# Data provided start

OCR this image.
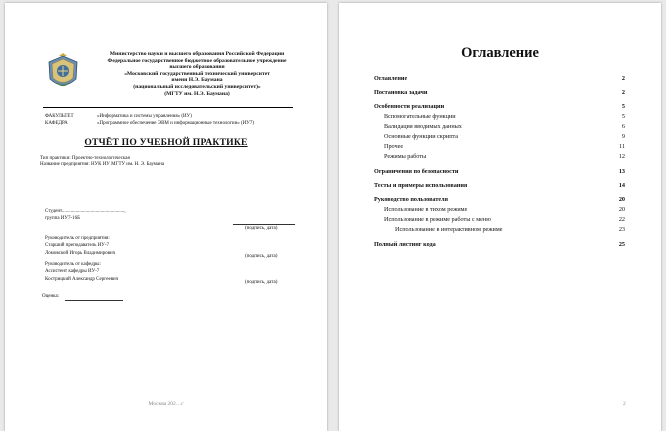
Министерство науки и высшего образования Российской Федерации
Федеральное государственное бюджетное образовательное учреждение
высшего образования
«Московский государственный технический университет
имени Н.Э. Баумана
(национальный исследовательский университет)»
(МГТУ им. Н.Э. Баумана)
ФАКУЛЬТЕТ	«Информатика и системы управления» (ИУ)
КАФЕДРА	«Программное обеспечение ЭВМ и информационные технологии» (ИУ7)
ОТЧЁТ ПО УЧЕБНОЙ ПРАКТИКЕ
Тип практики: Проектно-технологическая
Название предприятия: НУК ИУ МГТУ им. Н. Э. Баумана
Студент..................................................,
группа ИУ7-16Б
(подпись, дата)
Руководитель от предприятия:
Старший преподаватель ИУ-7
Ломовской Игорь Владимирович
(подпись, дата)
Руководитель от кафедры:
Ассистент кафедры ИУ-7
Кострицкий Александр Сергеевич
(подпись, дата)
Оценка:
Москва 202…г
Оглавление
Оглавление	2
Постановка задачи	2
Особенности реализации	5
Вспомогательные функции	5
Валидация вводимых данных	6
Основные функции скрипта	9
Прочее	11
Режимы работы	12
Ограничения по безопасности	13
Тесты и примеры использования	14
Руководство пользователя	20
Использование в тихом режиме	20
Использование в режиме работы с меню	22
Использование в интерактивном режиме	23
Полный листинг кода	25
2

# Data provided end

* Written problem
Repeat each record exactly, with the pictures left out.

* Exercise result
OCR this image.
Министерство науки и высшего образования Российской Федерации
Федеральное государственное бюджетное образовательное учреждение
высшего образования
«Московский государственный технический университет
имени Н.Э. Баумана
(национальный исследовательский университет)»
(МГТУ им. Н.Э. Баумана)
ФАКУЛЬТЕТ	«Информатика и системы управления» (ИУ)
КАФЕДРА	«Программное обеспечение ЭВМ и информационные технологии» (ИУ7)
ОТЧЁТ ПО УЧЕБНОЙ ПРАКТИКЕ
Тип практики: Проектно-технологическая
Название предприятия: НУК ИУ МГТУ им. Н. Э. Баумана
Студент..................................................,
группа ИУ7-16Б
(подпись, дата)
Руководитель от предприятия:
Старший преподаватель ИУ-7
Ломовской Игорь Владимирович
(подпись, дата)
Руководитель от кафедры:
Ассистент кафедры ИУ-7
Кострицкий Александр Сергеевич
(подпись, дата)
Оценка:
Москва 202…г
Оглавление
Оглавление	2
Постановка задачи	2
Особенности реализации	5
Вспомогательные функции	5
Валидация вводимых данных	6
Основные функции скрипта	9
Прочее	11
Режимы работы	12
Ограничения по безопасности	13
Тесты и примеры использования	14
Руководство пользователя	20
Использование в тихом режиме	20
Использование в режиме работы с меню	22
Использование в интерактивном режиме	23
Полный листинг кода	25
2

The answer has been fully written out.